** EXERCISE **
Which lines hold the word "whom"? Show each of them.

═════ MATERIAL PROVIDED ═════

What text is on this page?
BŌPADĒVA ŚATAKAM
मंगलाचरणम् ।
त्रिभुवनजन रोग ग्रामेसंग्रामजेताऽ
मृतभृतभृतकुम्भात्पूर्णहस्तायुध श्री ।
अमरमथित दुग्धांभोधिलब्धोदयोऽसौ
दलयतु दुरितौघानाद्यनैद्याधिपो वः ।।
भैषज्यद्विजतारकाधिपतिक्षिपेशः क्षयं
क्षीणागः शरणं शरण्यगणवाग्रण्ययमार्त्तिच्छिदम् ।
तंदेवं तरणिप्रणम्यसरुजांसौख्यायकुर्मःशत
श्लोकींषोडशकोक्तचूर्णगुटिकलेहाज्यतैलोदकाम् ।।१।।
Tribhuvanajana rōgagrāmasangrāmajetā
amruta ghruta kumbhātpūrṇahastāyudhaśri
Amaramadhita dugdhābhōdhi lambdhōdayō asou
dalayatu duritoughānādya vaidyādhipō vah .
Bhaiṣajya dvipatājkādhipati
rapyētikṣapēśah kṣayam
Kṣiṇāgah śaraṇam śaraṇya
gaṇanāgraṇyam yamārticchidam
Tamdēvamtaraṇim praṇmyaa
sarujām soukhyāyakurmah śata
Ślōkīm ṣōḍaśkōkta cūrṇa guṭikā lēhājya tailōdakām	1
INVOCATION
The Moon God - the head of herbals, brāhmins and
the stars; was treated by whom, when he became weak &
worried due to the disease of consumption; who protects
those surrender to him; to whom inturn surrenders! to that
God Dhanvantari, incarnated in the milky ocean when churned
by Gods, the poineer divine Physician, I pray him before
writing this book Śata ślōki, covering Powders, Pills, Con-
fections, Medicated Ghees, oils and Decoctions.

═════

** TASK RESULT **
the stars; was treated by whom, when he became weak &
those surrender to him; to whom inturn surrenders! to that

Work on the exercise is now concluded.